▸ Extrait retenu
B. LES RAISONS D'UN REJET ET SES CONSÉQUENCES POLITIQUES

1. Un camp du non peu homogène

Les partisans du non ont couvert tout le spectre politique , réunissant la formation populiste Mouvement Cinq Étoiles (M5S) de Beppe Grillo, la Ligue (ancienne Ligue du Nord), le mouvement d'extrême-droite implanté au Sud du pays Fratelli d'Italia , la formation de centre-droit Forza Italia - Silvio Berlusconi ayant appelé à voter non après avoir approuvé la réforme lors de son élaboration -, quelques formations centristes dont celle de Mario Monti, ancien président du Conseil et sénateur à vie, pourtant initialement favorable au texte, et l'aile gauche du Parti démocrate de Matteo Renzi. Enrico Letta, son prédécesseur à la présidence du Conseil, s'est, quant à lui, déclaré favorable à la réforme du Sénat et à la nouvelle organisation territoriale mais hostile à l' Italicum . Le syndicat patronal Confindustria avait, de son côté, pris position en faveur du texte.

Le référendum a, de fait, cristallisé des oppositions diverses, visant pour certaines le coeur de la réforme et pour d'autres la politique menée et le style de Matteo Renzi - surnommé il Rottomatore , le démolisseur - depuis son arrivée au pouvoir en février 2014. La personnalisation du référendum a, incontestablement, joué en faveur du non, 1 000 jours après la nomination à la tête du gouvernement de l'ancien maire de Florence. Le président du Conseil a en effet lié sa démission au résultat du référendum au cours de la campagne.

Certains opposants aux textes relevaient surtout un renforcement inédit du pouvoir exécutif, envisagé comme le prélude à une dérive autoritaire. La réforme du Sénat a notamment été contestée en raison du pouvoir qu'elle donnait aux régions et aux municipalités pour nommer les sénateurs. Mario Monti a ainsi relevé qu'un tel pouvoir favorisait l'élévation d'une « classe politique », marquée par « l'incompétence et la corruption ». Le droit de regard accordé à un Sénat nommé et non plus élu sur certains projets de loi était également jugé contraire aux exigences démocratiques. La légitimité du Parlement, mis en place par une loi électorale jugée en large partie inconstitutionnelle par la Cour constitutionnelle en 2013, a, de son côté, été contestée, même si cet arrêt n'est pas considéré comme rétroactif par le juge suprême.

Au-delà du fond de la réforme, les réserves de Mario Monti visaient également les promesses du gouvernement à la veille de la consultation. 6 milliards d'euros devaient ainsi être consacrés à des augmentations des pensions de moins de 1 000 euros, alors que l'âge de la retraite, fixé à 67 ans lorsque M. Monti était président du Conseil, pourrait être ramené à 63 ans. Le gouvernement avait, dans le même temps, relancé quelques grands projets, écartés en raison de leurs coûts, à l'instar du pont entre la Sicile et la Calabre au-dessus du détroit de Messine ou de la rénovation du réseau ferré italien. Un plan d'investissements sur 10 ans de 94 milliards d'euros a ainsi été présenté par Trenitalia .

▸ Données
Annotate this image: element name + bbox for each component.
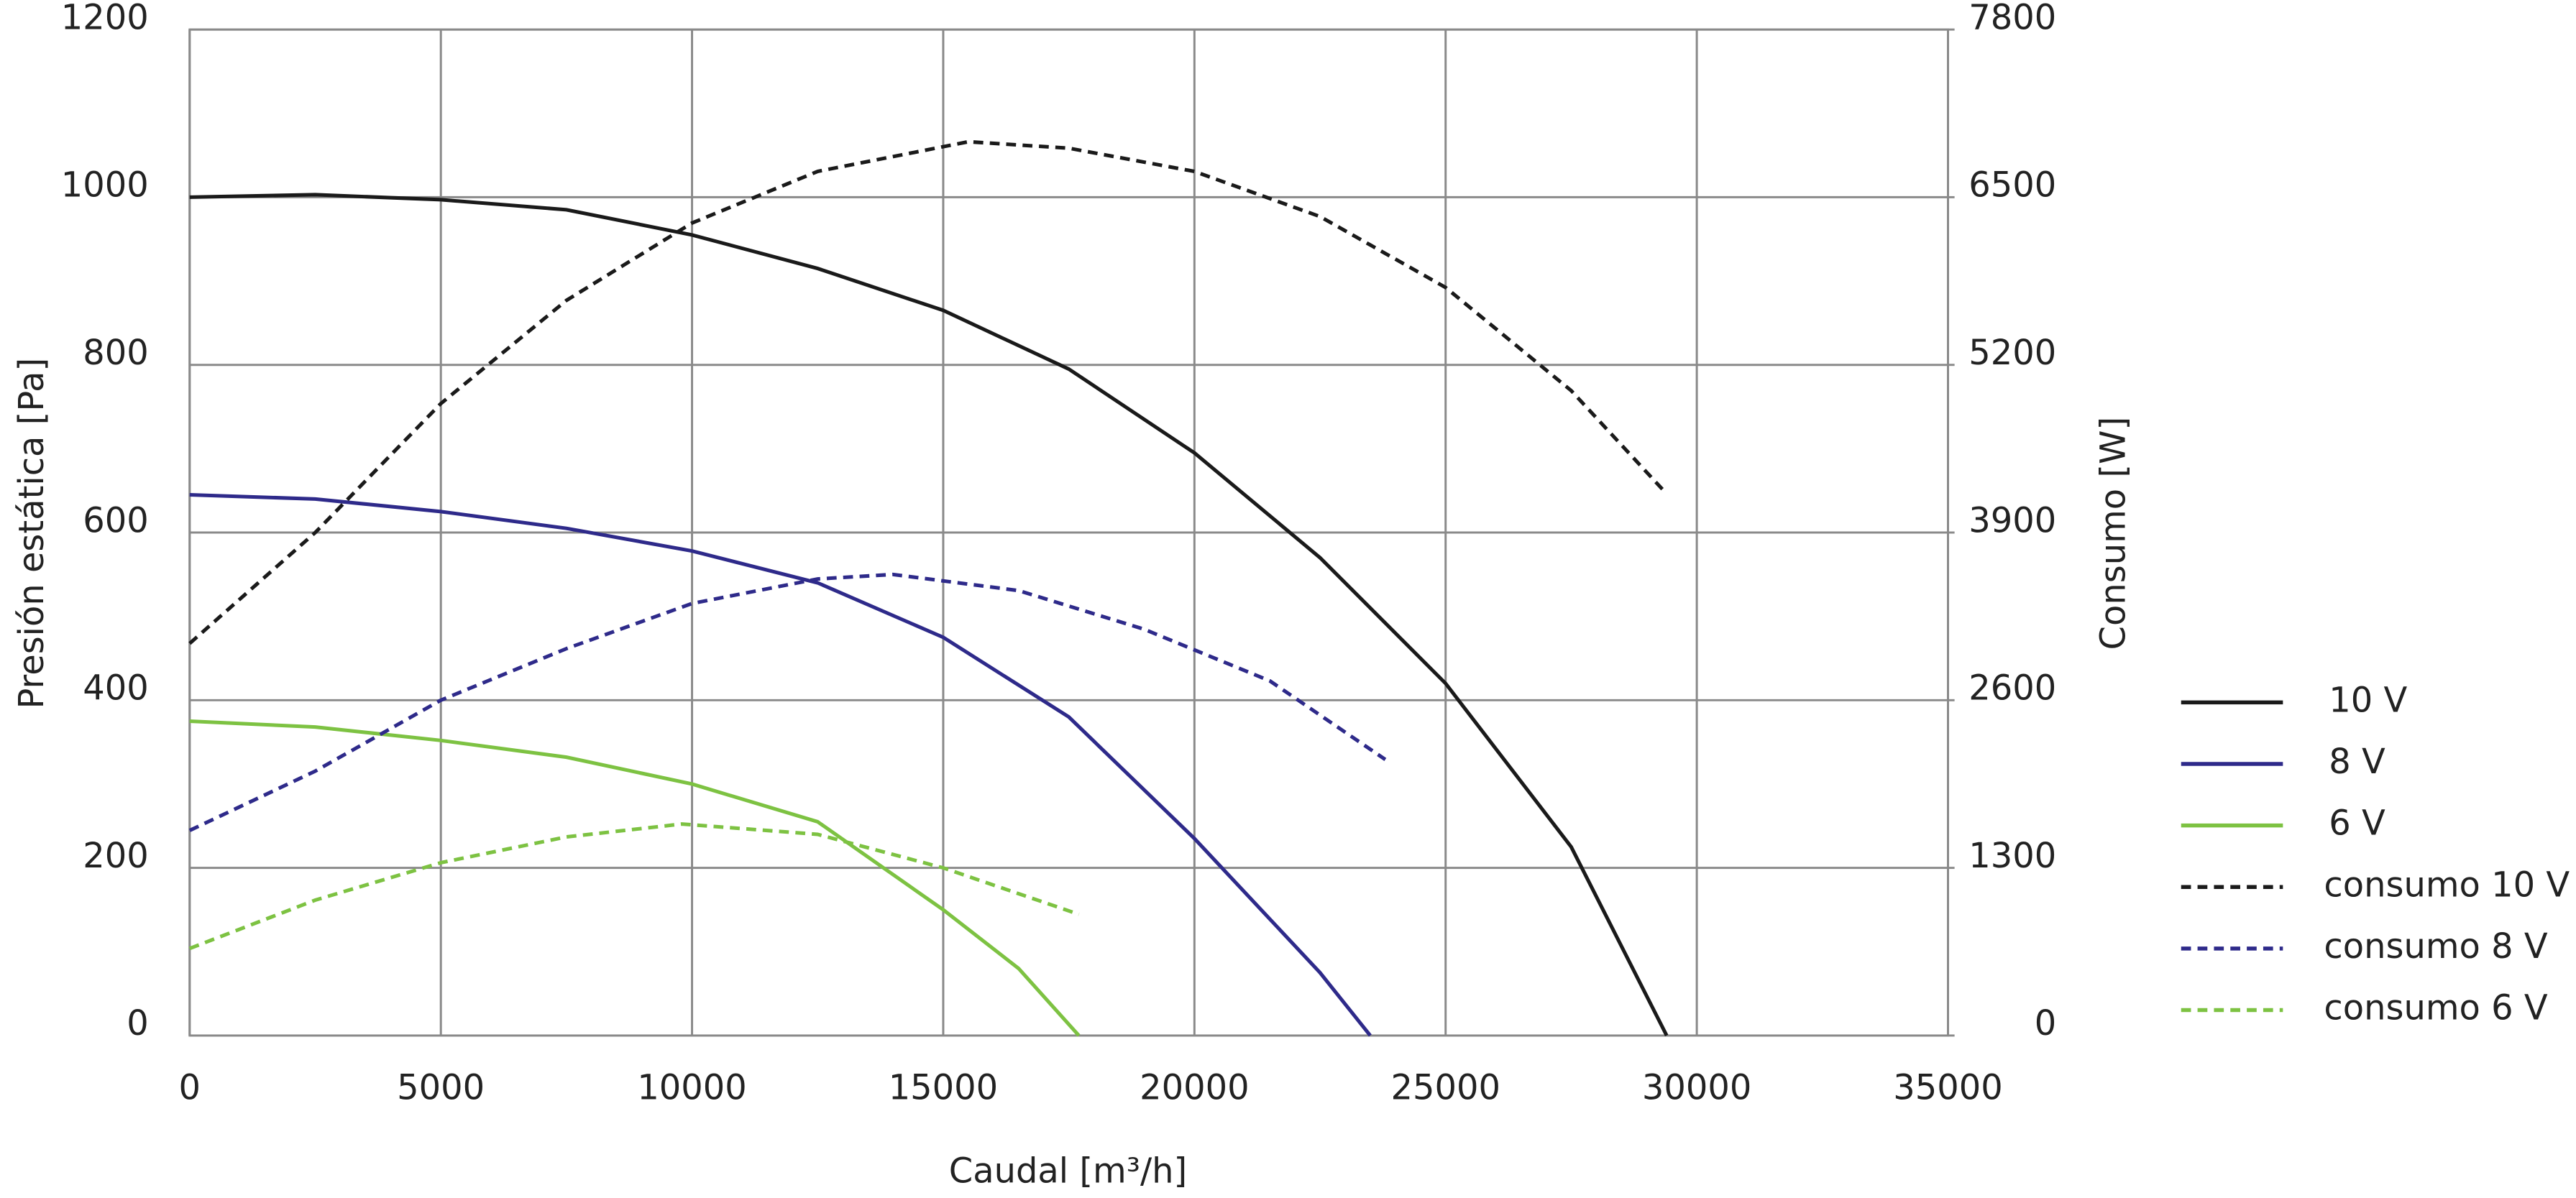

▸ Travail demandé
A: Selon l'extrait sur le référendum italien, quel surnom donnait-on à Matteo Renzi ?
B: Recopiez le passage de l'extrait sur le référendum italien qui commence à « Au-delà du fond » et se termine à « par Trenitalia . », en renommant « Trenitalia » en « l'opérateur ferroviaire national ».

▸ Réponses rédigées
A: On le surnommait il Rottomatore, c'est-à-dire le démolisseur.

B:
Au-delà du fond de la réforme, les réserves de Mario Monti visaient également les promesses du gouvernement à la veille de la consultation. 6 milliards d'euros devaient ainsi être consacrés à des augmentations des pensions de moins de 1 000 euros, alors que l'âge de la retraite, fixé à 67 ans lorsque M. Monti était président du Conseil, pourrait être ramené à 63 ans. Le gouvernement avait, dans le même temps, relancé quelques grands projets, écartés en raison de leurs coûts, à l'instar du pont entre la Sicile et la Calabre au-dessus du détroit de Messine ou de la rénovation du réseau ferré italien. Un plan d'investissements sur 10 ans de 94 milliards d'euros a ainsi été présenté par l'opérateur ferroviaire national .